Records excerpted from a collection:
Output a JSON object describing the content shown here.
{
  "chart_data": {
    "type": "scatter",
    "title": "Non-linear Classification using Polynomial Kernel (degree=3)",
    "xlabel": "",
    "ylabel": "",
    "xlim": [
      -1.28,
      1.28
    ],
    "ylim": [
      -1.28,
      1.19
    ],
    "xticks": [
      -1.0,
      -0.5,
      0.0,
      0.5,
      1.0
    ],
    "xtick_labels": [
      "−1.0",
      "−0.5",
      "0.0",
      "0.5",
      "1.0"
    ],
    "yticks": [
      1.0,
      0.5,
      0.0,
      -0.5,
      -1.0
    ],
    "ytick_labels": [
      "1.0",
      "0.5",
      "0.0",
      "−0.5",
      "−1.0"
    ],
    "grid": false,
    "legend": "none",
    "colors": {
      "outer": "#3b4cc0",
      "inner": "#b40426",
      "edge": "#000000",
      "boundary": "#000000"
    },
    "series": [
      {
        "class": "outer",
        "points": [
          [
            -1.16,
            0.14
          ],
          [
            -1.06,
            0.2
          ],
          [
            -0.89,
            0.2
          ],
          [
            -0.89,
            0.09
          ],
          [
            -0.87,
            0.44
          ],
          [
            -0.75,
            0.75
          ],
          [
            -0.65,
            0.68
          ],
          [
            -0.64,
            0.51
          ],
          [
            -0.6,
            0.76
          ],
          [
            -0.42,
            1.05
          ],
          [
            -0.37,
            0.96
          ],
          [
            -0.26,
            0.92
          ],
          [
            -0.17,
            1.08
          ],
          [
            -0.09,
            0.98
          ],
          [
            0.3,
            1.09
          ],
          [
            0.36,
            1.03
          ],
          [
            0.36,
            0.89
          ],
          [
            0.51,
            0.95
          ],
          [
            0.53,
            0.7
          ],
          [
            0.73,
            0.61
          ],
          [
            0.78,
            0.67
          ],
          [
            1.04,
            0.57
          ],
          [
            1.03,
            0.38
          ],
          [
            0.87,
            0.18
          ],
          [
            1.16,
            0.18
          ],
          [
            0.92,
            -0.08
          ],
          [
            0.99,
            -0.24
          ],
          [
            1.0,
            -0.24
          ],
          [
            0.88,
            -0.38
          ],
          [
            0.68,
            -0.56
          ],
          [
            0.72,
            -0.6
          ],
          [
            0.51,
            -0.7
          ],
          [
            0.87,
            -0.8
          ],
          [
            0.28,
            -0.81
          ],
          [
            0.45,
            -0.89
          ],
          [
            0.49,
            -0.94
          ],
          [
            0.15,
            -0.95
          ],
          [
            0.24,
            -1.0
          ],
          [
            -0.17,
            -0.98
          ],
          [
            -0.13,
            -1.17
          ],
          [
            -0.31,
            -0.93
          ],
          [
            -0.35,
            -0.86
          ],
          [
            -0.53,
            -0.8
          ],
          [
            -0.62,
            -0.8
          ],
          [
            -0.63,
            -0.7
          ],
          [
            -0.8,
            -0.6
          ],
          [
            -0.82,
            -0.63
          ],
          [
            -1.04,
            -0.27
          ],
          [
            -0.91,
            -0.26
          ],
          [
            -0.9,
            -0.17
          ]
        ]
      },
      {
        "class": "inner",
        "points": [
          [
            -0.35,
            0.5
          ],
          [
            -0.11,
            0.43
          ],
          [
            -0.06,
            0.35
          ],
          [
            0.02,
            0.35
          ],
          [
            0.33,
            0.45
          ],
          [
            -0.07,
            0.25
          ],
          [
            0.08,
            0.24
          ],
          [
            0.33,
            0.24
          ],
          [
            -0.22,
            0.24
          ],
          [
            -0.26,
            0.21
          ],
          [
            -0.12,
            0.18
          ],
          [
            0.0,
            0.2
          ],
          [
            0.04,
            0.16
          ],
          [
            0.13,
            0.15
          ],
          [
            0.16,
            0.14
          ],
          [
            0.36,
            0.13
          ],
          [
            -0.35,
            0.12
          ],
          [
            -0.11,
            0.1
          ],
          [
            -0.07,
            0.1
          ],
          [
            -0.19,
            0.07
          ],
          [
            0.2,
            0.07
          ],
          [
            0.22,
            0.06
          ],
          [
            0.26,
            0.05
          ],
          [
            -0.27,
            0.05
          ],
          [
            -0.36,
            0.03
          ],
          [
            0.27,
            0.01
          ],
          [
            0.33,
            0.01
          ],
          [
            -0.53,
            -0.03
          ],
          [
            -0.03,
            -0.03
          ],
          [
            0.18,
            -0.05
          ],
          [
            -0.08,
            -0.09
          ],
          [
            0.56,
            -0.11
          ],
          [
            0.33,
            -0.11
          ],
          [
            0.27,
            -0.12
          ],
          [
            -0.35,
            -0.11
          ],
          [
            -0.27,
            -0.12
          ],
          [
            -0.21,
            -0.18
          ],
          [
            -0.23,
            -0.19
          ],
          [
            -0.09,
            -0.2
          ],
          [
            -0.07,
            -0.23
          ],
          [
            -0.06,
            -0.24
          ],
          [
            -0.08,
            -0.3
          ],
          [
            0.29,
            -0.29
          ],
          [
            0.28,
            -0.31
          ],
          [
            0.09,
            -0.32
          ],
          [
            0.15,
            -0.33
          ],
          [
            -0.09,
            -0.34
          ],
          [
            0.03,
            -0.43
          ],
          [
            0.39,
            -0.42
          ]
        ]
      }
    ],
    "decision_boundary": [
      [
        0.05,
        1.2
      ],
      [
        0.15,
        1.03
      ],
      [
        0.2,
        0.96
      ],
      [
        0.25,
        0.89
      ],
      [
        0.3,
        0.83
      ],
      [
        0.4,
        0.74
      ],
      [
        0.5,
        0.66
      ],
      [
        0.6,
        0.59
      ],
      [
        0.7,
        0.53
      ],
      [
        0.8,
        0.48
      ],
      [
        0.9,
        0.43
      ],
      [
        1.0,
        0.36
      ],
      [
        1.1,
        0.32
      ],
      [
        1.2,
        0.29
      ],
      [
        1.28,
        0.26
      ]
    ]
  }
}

Request:
Restate the data above exactly, keeping each word as it stands.

Exercise answer:
Output a JSON object describing the content shown here.
{
  "chart_data": {
    "type": "scatter",
    "title": "Non-linear Classification using Polynomial Kernel (degree=3)",
    "xlabel": "",
    "ylabel": "",
    "xlim": [
      -1.28,
      1.28
    ],
    "ylim": [
      -1.28,
      1.19
    ],
    "xticks": [
      -1.0,
      -0.5,
      0.0,
      0.5,
      1.0
    ],
    "xtick_labels": [
      "−1.0",
      "−0.5",
      "0.0",
      "0.5",
      "1.0"
    ],
    "yticks": [
      1.0,
      0.5,
      0.0,
      -0.5,
      -1.0
    ],
    "ytick_labels": [
      "1.0",
      "0.5",
      "0.0",
      "−0.5",
      "−1.0"
    ],
    "grid": false,
    "legend": "none",
    "colors": {
      "outer": "#3b4cc0",
      "inner": "#b40426",
      "edge": "#000000",
      "boundary": "#000000"
    },
    "series": [
      {
        "class": "outer",
        "points": [
          [
            -1.16,
            0.14
          ],
          [
            -1.06,
            0.2
          ],
          [
            -0.89,
            0.2
          ],
          [
            -0.89,
            0.09
          ],
          [
            -0.87,
            0.44
          ],
          [
            -0.75,
            0.75
          ],
          [
            -0.65,
            0.68
          ],
          [
            -0.64,
            0.51
          ],
          [
            -0.6,
            0.76
          ],
          [
            -0.42,
            1.05
          ],
          [
            -0.37,
            0.96
          ],
          [
            -0.26,
            0.92
          ],
          [
            -0.17,
            1.08
          ],
          [
            -0.09,
            0.98
          ],
          [
            0.3,
            1.09
          ],
          [
            0.36,
            1.03
          ],
          [
            0.36,
            0.89
          ],
          [
            0.51,
            0.95
          ],
          [
            0.53,
            0.7
          ],
          [
            0.73,
            0.61
          ],
          [
            0.78,
            0.67
          ],
          [
            1.04,
            0.57
          ],
          [
            1.03,
            0.38
          ],
          [
            0.87,
            0.18
          ],
          [
            1.16,
            0.18
          ],
          [
            0.92,
            -0.08
          ],
          [
            0.99,
            -0.24
          ],
          [
            1.0,
            -0.24
          ],
          [
            0.88,
            -0.38
          ],
          [
            0.68,
            -0.56
          ],
          [
            0.72,
            -0.6
          ],
          [
            0.51,
            -0.7
          ],
          [
            0.87,
            -0.8
          ],
          [
            0.28,
            -0.81
          ],
          [
            0.45,
            -0.89
          ],
          [
            0.49,
            -0.94
          ],
          [
            0.15,
            -0.95
          ],
          [
            0.24,
            -1.0
          ],
          [
            -0.17,
            -0.98
          ],
          [
            -0.13,
            -1.17
          ],
          [
            -0.31,
            -0.93
          ],
          [
            -0.35,
            -0.86
          ],
          [
            -0.53,
            -0.8
          ],
          [
            -0.62,
            -0.8
          ],
          [
            -0.63,
            -0.7
          ],
          [
            -0.8,
            -0.6
          ],
          [
            -0.82,
            -0.63
          ],
          [
            -1.04,
            -0.27
          ],
          [
            -0.91,
            -0.26
          ],
          [
            -0.9,
            -0.17
          ]
        ]
      },
      {
        "class": "inner",
        "points": [
          [
            -0.35,
            0.5
          ],
          [
            -0.11,
            0.43
          ],
          [
            -0.06,
            0.35
          ],
          [
            0.02,
            0.35
          ],
          [
            0.33,
            0.45
          ],
          [
            -0.07,
            0.25
          ],
          [
            0.08,
            0.24
          ],
          [
            0.33,
            0.24
          ],
          [
            -0.22,
            0.24
          ],
          [
            -0.26,
            0.21
          ],
          [
            -0.12,
            0.18
          ],
          [
            0.0,
            0.2
          ],
          [
            0.04,
            0.16
          ],
          [
            0.13,
            0.15
          ],
          [
            0.16,
            0.14
          ],
          [
            0.36,
            0.13
          ],
          [
            -0.35,
            0.12
          ],
          [
            -0.11,
            0.1
          ],
          [
            -0.07,
            0.1
          ],
          [
            -0.19,
            0.07
          ],
          [
            0.2,
            0.07
          ],
          [
            0.22,
            0.06
          ],
          [
            0.26,
            0.05
          ],
          [
            -0.27,
            0.05
          ],
          [
            -0.36,
            0.03
          ],
          [
            0.27,
            0.01
          ],
          [
            0.33,
            0.01
          ],
          [
            -0.53,
            -0.03
          ],
          [
            -0.03,
            -0.03
          ],
          [
            0.18,
            -0.05
          ],
          [
            -0.08,
            -0.09
          ],
          [
            0.56,
            -0.11
          ],
          [
            0.33,
            -0.11
          ],
          [
            0.27,
            -0.12
          ],
          [
            -0.35,
            -0.11
          ],
          [
            -0.27,
            -0.12
          ],
          [
            -0.21,
            -0.18
          ],
          [
            -0.23,
            -0.19
          ],
          [
            -0.09,
            -0.2
          ],
          [
            -0.07,
            -0.23
          ],
          [
            -0.06,
            -0.24
          ],
          [
            -0.08,
            -0.3
          ],
          [
            0.29,
            -0.29
          ],
          [
            0.28,
            -0.31
          ],
          [
            0.09,
            -0.32
          ],
          [
            0.15,
            -0.33
          ],
          [
            -0.09,
            -0.34
          ],
          [
            0.03,
            -0.43
          ],
          [
            0.39,
            -0.42
          ]
        ]
      }
    ],
    "decision_boundary": [
      [
        0.05,
        1.2
      ],
      [
        0.15,
        1.03
      ],
      [
        0.2,
        0.96
      ],
      [
        0.25,
        0.89
      ],
      [
        0.3,
        0.83
      ],
      [
        0.4,
        0.74
      ],
      [
        0.5,
        0.66
      ],
      [
        0.6,
        0.59
      ],
      [
        0.7,
        0.53
      ],
      [
        0.8,
        0.48
      ],
      [
        0.9,
        0.43
      ],
      [
        1.0,
        0.36
      ],
      [
        1.1,
        0.32
      ],
      [
        1.2,
        0.29
      ],
      [
        1.28,
        0.26
      ]
    ]
  }
}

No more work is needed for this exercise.